* **Work required**
Rewrite the stretch from the start of the lines through the line containing "page-number-footer: 第3页 共12页", changing "section-heading-5" to "section-title-5" and keeping everything else the same. Give back only that stretch.

* **The data**
* begin *
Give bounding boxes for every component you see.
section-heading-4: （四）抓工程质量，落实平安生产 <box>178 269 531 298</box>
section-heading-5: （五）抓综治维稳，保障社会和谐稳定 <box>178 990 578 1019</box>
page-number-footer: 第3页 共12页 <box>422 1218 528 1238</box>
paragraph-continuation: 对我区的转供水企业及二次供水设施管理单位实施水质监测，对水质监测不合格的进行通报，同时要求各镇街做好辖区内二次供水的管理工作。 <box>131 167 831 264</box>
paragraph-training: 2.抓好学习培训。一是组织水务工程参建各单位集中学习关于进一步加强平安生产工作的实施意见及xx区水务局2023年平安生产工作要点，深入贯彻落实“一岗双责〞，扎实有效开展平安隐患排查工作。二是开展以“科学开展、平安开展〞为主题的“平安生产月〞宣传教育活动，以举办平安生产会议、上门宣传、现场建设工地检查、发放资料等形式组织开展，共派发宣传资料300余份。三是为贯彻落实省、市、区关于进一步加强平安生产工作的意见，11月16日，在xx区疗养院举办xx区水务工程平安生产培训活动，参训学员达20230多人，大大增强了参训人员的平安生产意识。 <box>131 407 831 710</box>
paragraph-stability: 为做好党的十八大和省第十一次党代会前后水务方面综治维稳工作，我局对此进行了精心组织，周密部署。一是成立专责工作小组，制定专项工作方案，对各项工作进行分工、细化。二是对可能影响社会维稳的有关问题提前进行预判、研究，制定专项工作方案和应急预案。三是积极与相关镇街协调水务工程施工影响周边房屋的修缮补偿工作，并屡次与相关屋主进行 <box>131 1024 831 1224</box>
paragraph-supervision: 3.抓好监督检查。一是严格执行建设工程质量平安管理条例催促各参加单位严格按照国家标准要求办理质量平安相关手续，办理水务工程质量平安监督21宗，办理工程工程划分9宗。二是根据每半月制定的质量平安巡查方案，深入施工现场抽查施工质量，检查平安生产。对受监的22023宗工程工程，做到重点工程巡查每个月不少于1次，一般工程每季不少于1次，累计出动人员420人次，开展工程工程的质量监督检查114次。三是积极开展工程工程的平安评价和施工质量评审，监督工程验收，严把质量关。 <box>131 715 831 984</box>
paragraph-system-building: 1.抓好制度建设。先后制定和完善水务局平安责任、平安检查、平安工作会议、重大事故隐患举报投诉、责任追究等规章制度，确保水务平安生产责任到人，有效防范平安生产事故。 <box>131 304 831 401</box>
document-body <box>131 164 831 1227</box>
* end *
* **The solution**
Give bounding boxes for every component you see.
section-heading-4: （四）抓工程质量，落实平安生产 <box>178 269 531 298</box>
section-title-5: （五）抓综治维稳，保障社会和谐稳定 <box>178 990 578 1019</box>
page-number-footer: 第3页 共12页 <box>422 1218 528 1238</box>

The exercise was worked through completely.